■ **Stated problem**
Say how many lines contain the string "from". Give no other output.

---- Supplied information

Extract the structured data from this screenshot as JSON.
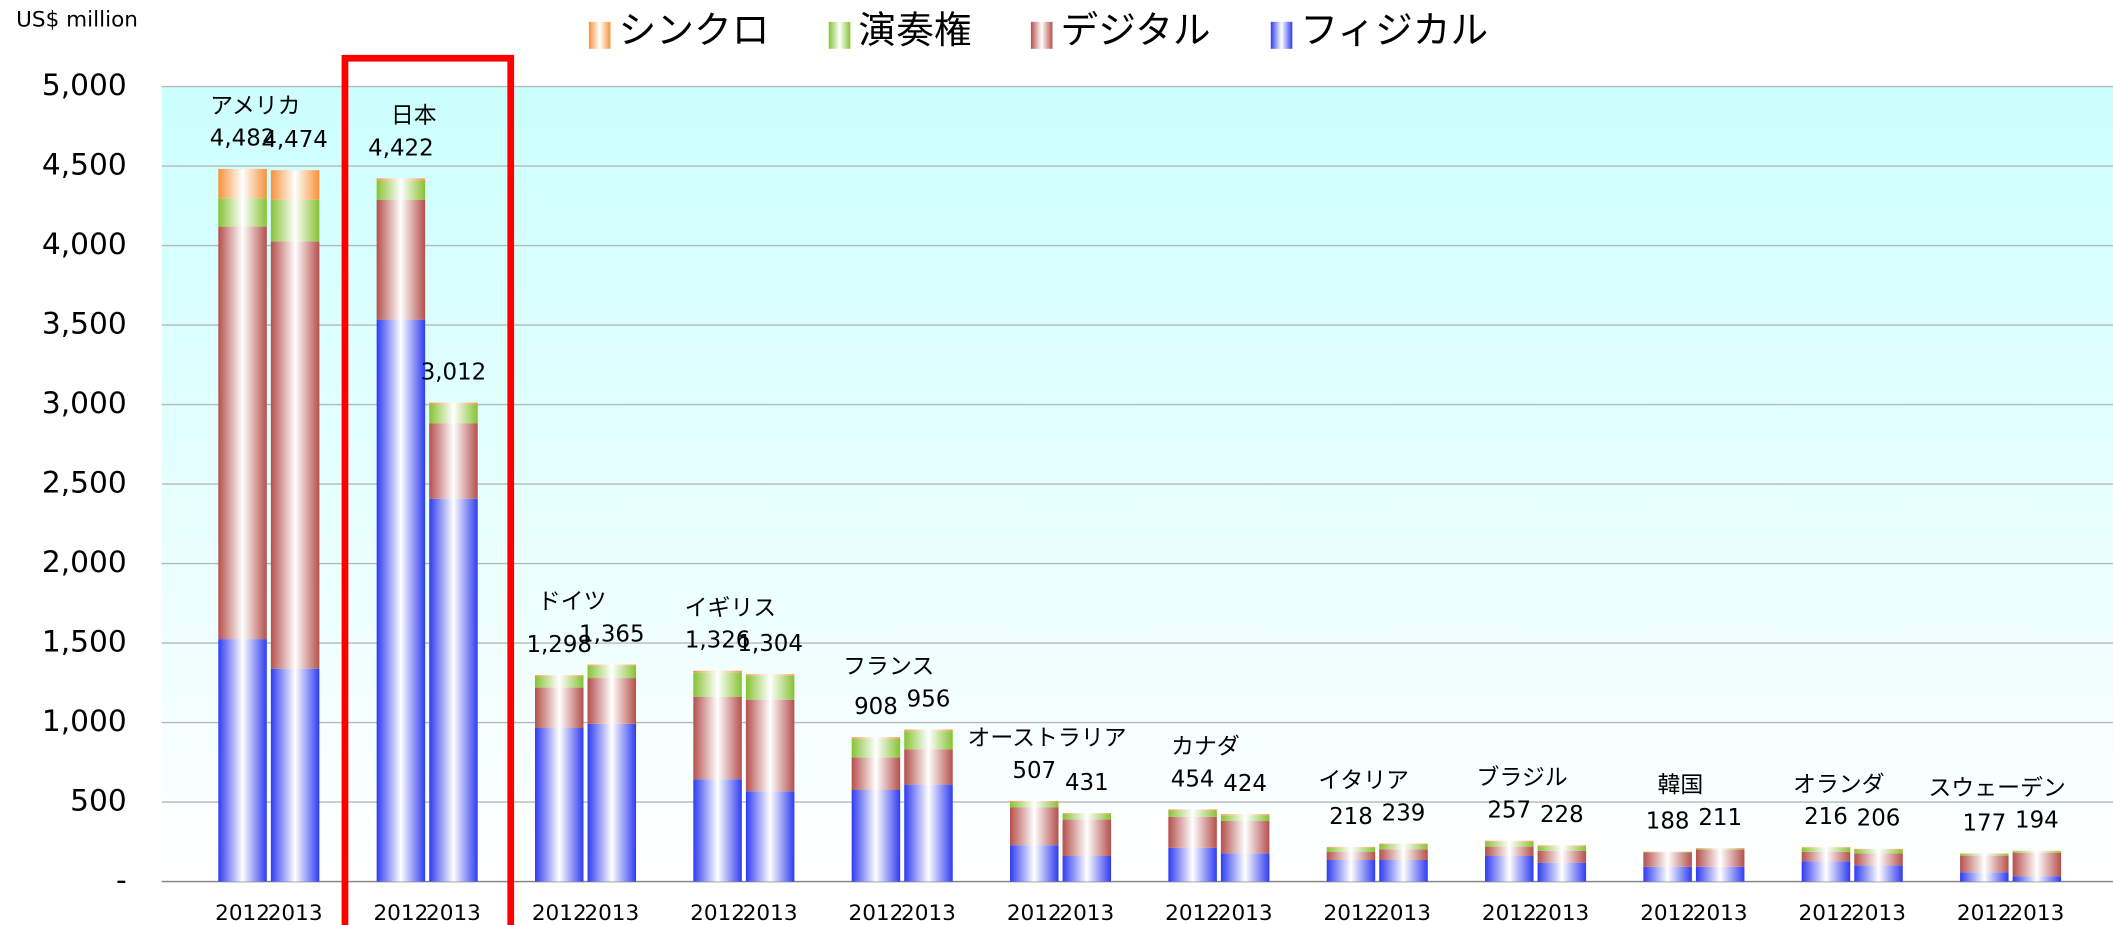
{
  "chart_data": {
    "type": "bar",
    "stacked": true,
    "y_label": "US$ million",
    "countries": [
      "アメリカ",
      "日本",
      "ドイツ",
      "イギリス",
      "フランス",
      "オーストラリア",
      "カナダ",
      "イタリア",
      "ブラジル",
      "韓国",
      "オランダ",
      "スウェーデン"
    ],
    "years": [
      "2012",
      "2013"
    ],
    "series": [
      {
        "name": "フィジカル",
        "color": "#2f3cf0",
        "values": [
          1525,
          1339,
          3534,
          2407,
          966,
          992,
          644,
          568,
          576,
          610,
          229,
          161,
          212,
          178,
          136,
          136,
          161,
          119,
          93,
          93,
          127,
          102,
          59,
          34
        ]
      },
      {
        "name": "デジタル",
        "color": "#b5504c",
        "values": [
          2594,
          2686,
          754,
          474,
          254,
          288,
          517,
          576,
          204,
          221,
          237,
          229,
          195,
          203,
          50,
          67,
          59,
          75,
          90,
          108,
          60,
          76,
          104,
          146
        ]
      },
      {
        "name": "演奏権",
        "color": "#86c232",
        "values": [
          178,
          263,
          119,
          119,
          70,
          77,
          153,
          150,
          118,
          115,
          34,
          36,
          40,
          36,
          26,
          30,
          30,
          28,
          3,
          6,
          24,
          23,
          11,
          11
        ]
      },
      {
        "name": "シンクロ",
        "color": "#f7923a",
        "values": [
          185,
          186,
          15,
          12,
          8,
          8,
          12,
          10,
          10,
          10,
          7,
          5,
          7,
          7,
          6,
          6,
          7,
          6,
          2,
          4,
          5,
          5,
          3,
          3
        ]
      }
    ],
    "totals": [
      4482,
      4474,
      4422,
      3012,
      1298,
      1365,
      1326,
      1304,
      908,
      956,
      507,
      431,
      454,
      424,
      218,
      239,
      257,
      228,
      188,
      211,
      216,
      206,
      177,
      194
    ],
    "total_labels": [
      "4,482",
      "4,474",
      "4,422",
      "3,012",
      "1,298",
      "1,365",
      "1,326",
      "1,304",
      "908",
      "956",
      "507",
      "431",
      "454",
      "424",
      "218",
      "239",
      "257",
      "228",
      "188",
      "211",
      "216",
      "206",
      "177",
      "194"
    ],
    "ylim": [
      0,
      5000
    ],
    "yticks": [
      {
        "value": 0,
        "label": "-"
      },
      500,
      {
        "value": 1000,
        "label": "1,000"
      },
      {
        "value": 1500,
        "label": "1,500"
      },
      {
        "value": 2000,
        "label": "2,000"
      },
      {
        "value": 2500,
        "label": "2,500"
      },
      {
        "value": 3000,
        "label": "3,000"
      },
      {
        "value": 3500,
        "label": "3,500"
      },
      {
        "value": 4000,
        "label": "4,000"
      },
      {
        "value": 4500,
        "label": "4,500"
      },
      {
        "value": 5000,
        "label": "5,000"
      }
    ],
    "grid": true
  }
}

--------
---- Supplied information

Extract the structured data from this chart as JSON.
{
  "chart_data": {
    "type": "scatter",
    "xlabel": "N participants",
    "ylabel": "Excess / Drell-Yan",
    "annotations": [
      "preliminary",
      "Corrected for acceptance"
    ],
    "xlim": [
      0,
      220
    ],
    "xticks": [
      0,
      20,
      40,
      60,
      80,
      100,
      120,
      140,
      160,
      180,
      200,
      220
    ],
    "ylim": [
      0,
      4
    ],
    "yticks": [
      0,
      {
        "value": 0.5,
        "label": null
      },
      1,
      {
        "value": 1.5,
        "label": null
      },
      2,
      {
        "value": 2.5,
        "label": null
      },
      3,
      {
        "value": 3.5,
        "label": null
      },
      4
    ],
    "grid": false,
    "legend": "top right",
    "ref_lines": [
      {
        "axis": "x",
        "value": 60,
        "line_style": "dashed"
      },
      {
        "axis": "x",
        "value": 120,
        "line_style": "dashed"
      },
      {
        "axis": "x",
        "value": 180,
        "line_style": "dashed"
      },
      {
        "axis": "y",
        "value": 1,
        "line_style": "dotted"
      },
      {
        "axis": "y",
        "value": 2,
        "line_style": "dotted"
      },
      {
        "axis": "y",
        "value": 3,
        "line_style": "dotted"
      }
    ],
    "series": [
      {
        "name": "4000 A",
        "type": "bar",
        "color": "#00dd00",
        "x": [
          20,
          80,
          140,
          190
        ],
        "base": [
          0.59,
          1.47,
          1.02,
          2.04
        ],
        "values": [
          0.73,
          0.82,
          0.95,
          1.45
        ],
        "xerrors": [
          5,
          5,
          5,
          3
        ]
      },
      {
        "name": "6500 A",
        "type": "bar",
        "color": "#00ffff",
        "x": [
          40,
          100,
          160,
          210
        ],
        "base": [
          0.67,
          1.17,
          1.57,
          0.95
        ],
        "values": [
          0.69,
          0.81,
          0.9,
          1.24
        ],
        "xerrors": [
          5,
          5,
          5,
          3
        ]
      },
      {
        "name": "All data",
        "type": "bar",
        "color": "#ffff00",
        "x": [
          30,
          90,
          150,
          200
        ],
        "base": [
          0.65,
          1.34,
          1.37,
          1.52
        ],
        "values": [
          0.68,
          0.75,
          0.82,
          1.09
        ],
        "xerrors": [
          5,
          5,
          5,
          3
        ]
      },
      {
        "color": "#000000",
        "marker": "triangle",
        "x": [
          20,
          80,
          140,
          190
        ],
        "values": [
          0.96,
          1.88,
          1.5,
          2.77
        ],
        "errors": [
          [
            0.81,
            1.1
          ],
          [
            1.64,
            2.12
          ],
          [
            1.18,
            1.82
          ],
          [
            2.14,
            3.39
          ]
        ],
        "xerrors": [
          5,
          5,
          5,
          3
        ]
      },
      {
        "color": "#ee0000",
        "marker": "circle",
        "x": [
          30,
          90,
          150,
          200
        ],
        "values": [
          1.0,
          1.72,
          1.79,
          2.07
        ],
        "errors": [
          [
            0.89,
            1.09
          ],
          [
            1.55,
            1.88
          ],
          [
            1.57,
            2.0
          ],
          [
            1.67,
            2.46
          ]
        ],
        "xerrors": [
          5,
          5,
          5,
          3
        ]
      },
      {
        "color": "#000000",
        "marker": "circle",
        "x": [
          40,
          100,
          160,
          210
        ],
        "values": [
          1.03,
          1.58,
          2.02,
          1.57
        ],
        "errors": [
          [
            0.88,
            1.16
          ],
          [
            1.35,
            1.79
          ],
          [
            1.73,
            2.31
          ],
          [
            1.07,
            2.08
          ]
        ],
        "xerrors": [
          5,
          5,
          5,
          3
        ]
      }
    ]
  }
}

--------

■ **Result below**
2